(Extracted records)
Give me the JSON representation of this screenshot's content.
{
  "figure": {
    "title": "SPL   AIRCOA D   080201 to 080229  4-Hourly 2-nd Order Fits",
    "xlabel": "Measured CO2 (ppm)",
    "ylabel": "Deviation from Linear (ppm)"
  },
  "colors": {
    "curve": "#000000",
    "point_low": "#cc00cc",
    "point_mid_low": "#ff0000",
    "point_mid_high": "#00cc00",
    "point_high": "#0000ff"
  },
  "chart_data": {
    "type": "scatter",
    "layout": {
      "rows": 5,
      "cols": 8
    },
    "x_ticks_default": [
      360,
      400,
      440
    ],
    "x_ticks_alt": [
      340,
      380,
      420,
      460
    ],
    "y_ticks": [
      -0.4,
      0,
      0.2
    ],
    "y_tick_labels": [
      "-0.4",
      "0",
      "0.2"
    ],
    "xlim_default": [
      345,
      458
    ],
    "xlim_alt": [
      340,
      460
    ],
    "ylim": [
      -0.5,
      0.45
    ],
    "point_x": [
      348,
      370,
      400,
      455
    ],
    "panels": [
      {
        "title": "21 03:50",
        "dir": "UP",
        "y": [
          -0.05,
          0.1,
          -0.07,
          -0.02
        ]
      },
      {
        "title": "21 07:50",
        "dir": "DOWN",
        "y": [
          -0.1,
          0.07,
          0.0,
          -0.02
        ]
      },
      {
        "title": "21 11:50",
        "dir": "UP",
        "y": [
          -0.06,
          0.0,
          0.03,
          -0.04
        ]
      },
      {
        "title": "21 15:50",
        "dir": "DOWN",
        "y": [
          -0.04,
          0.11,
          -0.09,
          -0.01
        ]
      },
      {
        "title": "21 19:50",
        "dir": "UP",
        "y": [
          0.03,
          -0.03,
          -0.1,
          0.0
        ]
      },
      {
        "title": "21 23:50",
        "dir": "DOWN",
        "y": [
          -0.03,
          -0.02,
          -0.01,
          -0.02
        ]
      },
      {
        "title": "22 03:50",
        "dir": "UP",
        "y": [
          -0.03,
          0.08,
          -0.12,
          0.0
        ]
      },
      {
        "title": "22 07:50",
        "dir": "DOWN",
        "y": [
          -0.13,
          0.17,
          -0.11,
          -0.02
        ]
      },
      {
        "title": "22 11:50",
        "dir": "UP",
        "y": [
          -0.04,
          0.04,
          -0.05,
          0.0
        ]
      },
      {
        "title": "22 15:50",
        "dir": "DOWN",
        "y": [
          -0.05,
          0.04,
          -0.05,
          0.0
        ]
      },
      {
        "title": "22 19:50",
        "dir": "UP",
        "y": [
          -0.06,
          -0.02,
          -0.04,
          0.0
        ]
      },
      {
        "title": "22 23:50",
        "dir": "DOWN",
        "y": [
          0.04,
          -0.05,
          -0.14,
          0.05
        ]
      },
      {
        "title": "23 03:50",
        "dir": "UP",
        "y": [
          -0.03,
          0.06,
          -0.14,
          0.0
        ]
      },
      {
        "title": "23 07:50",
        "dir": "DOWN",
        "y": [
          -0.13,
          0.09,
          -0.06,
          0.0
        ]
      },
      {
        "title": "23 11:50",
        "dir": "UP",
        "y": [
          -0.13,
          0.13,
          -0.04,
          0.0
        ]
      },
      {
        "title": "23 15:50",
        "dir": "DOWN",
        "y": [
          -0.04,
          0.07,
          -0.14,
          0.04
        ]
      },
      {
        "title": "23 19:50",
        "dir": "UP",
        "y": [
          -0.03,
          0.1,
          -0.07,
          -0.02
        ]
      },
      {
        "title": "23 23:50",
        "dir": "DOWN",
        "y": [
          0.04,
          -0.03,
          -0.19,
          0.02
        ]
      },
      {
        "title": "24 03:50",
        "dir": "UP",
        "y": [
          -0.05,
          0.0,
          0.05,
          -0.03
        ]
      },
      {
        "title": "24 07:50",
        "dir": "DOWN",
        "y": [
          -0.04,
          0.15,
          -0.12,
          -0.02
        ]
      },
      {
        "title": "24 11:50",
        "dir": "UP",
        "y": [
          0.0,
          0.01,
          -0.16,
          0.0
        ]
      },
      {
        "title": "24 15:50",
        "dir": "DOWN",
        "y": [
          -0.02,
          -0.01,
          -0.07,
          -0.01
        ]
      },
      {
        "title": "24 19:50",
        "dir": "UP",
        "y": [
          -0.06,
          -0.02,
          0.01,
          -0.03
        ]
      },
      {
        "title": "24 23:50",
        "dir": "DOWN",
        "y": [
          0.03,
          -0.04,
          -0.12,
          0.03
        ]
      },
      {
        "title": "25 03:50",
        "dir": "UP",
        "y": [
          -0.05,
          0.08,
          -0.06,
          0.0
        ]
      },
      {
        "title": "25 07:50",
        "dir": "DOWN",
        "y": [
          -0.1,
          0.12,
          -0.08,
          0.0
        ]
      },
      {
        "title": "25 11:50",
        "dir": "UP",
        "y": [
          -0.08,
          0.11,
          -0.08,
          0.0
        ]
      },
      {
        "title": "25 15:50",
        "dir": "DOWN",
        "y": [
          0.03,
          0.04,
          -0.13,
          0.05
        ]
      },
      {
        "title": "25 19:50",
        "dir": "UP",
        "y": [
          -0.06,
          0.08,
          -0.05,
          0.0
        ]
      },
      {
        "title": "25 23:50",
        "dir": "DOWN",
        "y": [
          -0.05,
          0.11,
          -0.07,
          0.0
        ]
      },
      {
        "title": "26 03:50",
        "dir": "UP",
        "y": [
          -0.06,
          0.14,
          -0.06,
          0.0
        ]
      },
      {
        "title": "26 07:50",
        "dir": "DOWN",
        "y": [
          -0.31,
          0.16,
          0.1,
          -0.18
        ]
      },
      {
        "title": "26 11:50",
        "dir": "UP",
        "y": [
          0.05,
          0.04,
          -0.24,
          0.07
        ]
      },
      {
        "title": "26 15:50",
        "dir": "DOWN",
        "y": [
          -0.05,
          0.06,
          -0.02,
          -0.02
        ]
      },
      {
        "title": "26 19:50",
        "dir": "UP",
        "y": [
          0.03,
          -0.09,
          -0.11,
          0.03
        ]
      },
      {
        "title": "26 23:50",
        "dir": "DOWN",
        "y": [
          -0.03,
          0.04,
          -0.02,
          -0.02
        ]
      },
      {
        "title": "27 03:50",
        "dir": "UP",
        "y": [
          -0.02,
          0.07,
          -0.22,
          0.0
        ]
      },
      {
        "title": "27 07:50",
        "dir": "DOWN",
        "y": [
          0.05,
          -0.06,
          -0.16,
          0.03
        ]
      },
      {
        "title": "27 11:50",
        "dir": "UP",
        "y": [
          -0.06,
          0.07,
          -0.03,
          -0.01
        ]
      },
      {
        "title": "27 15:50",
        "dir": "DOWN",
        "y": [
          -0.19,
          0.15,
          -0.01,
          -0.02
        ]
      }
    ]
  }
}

Your instructions
Please restate the records in full, word for word.

Written response
Give me the JSON representation of this screenshot's content.
{
  "figure": {
    "title": "SPL   AIRCOA D   080201 to 080229  4-Hourly 2-nd Order Fits",
    "xlabel": "Measured CO2 (ppm)",
    "ylabel": "Deviation from Linear (ppm)"
  },
  "colors": {
    "curve": "#000000",
    "point_low": "#cc00cc",
    "point_mid_low": "#ff0000",
    "point_mid_high": "#00cc00",
    "point_high": "#0000ff"
  },
  "chart_data": {
    "type": "scatter",
    "layout": {
      "rows": 5,
      "cols": 8
    },
    "x_ticks_default": [
      360,
      400,
      440
    ],
    "x_ticks_alt": [
      340,
      380,
      420,
      460
    ],
    "y_ticks": [
      -0.4,
      0,
      0.2
    ],
    "y_tick_labels": [
      "-0.4",
      "0",
      "0.2"
    ],
    "xlim_default": [
      345,
      458
    ],
    "xlim_alt": [
      340,
      460
    ],
    "ylim": [
      -0.5,
      0.45
    ],
    "point_x": [
      348,
      370,
      400,
      455
    ],
    "panels": [
      {
        "title": "21 03:50",
        "dir": "UP",
        "y": [
          -0.05,
          0.1,
          -0.07,
          -0.02
        ]
      },
      {
        "title": "21 07:50",
        "dir": "DOWN",
        "y": [
          -0.1,
          0.07,
          0.0,
          -0.02
        ]
      },
      {
        "title": "21 11:50",
        "dir": "UP",
        "y": [
          -0.06,
          0.0,
          0.03,
          -0.04
        ]
      },
      {
        "title": "21 15:50",
        "dir": "DOWN",
        "y": [
          -0.04,
          0.11,
          -0.09,
          -0.01
        ]
      },
      {
        "title": "21 19:50",
        "dir": "UP",
        "y": [
          0.03,
          -0.03,
          -0.1,
          0.0
        ]
      },
      {
        "title": "21 23:50",
        "dir": "DOWN",
        "y": [
          -0.03,
          -0.02,
          -0.01,
          -0.02
        ]
      },
      {
        "title": "22 03:50",
        "dir": "UP",
        "y": [
          -0.03,
          0.08,
          -0.12,
          0.0
        ]
      },
      {
        "title": "22 07:50",
        "dir": "DOWN",
        "y": [
          -0.13,
          0.17,
          -0.11,
          -0.02
        ]
      },
      {
        "title": "22 11:50",
        "dir": "UP",
        "y": [
          -0.04,
          0.04,
          -0.05,
          0.0
        ]
      },
      {
        "title": "22 15:50",
        "dir": "DOWN",
        "y": [
          -0.05,
          0.04,
          -0.05,
          0.0
        ]
      },
      {
        "title": "22 19:50",
        "dir": "UP",
        "y": [
          -0.06,
          -0.02,
          -0.04,
          0.0
        ]
      },
      {
        "title": "22 23:50",
        "dir": "DOWN",
        "y": [
          0.04,
          -0.05,
          -0.14,
          0.05
        ]
      },
      {
        "title": "23 03:50",
        "dir": "UP",
        "y": [
          -0.03,
          0.06,
          -0.14,
          0.0
        ]
      },
      {
        "title": "23 07:50",
        "dir": "DOWN",
        "y": [
          -0.13,
          0.09,
          -0.06,
          0.0
        ]
      },
      {
        "title": "23 11:50",
        "dir": "UP",
        "y": [
          -0.13,
          0.13,
          -0.04,
          0.0
        ]
      },
      {
        "title": "23 15:50",
        "dir": "DOWN",
        "y": [
          -0.04,
          0.07,
          -0.14,
          0.04
        ]
      },
      {
        "title": "23 19:50",
        "dir": "UP",
        "y": [
          -0.03,
          0.1,
          -0.07,
          -0.02
        ]
      },
      {
        "title": "23 23:50",
        "dir": "DOWN",
        "y": [
          0.04,
          -0.03,
          -0.19,
          0.02
        ]
      },
      {
        "title": "24 03:50",
        "dir": "UP",
        "y": [
          -0.05,
          0.0,
          0.05,
          -0.03
        ]
      },
      {
        "title": "24 07:50",
        "dir": "DOWN",
        "y": [
          -0.04,
          0.15,
          -0.12,
          -0.02
        ]
      },
      {
        "title": "24 11:50",
        "dir": "UP",
        "y": [
          0.0,
          0.01,
          -0.16,
          0.0
        ]
      },
      {
        "title": "24 15:50",
        "dir": "DOWN",
        "y": [
          -0.02,
          -0.01,
          -0.07,
          -0.01
        ]
      },
      {
        "title": "24 19:50",
        "dir": "UP",
        "y": [
          -0.06,
          -0.02,
          0.01,
          -0.03
        ]
      },
      {
        "title": "24 23:50",
        "dir": "DOWN",
        "y": [
          0.03,
          -0.04,
          -0.12,
          0.03
        ]
      },
      {
        "title": "25 03:50",
        "dir": "UP",
        "y": [
          -0.05,
          0.08,
          -0.06,
          0.0
        ]
      },
      {
        "title": "25 07:50",
        "dir": "DOWN",
        "y": [
          -0.1,
          0.12,
          -0.08,
          0.0
        ]
      },
      {
        "title": "25 11:50",
        "dir": "UP",
        "y": [
          -0.08,
          0.11,
          -0.08,
          0.0
        ]
      },
      {
        "title": "25 15:50",
        "dir": "DOWN",
        "y": [
          0.03,
          0.04,
          -0.13,
          0.05
        ]
      },
      {
        "title": "25 19:50",
        "dir": "UP",
        "y": [
          -0.06,
          0.08,
          -0.05,
          0.0
        ]
      },
      {
        "title": "25 23:50",
        "dir": "DOWN",
        "y": [
          -0.05,
          0.11,
          -0.07,
          0.0
        ]
      },
      {
        "title": "26 03:50",
        "dir": "UP",
        "y": [
          -0.06,
          0.14,
          -0.06,
          0.0
        ]
      },
      {
        "title": "26 07:50",
        "dir": "DOWN",
        "y": [
          -0.31,
          0.16,
          0.1,
          -0.18
        ]
      },
      {
        "title": "26 11:50",
        "dir": "UP",
        "y": [
          0.05,
          0.04,
          -0.24,
          0.07
        ]
      },
      {
        "title": "26 15:50",
        "dir": "DOWN",
        "y": [
          -0.05,
          0.06,
          -0.02,
          -0.02
        ]
      },
      {
        "title": "26 19:50",
        "dir": "UP",
        "y": [
          0.03,
          -0.09,
          -0.11,
          0.03
        ]
      },
      {
        "title": "26 23:50",
        "dir": "DOWN",
        "y": [
          -0.03,
          0.04,
          -0.02,
          -0.02
        ]
      },
      {
        "title": "27 03:50",
        "dir": "UP",
        "y": [
          -0.02,
          0.07,
          -0.22,
          0.0
        ]
      },
      {
        "title": "27 07:50",
        "dir": "DOWN",
        "y": [
          0.05,
          -0.06,
          -0.16,
          0.03
        ]
      },
      {
        "title": "27 11:50",
        "dir": "UP",
        "y": [
          -0.06,
          0.07,
          -0.03,
          -0.01
        ]
      },
      {
        "title": "27 15:50",
        "dir": "DOWN",
        "y": [
          -0.19,
          0.15,
          -0.01,
          -0.02
        ]
      }
    ]
  }
}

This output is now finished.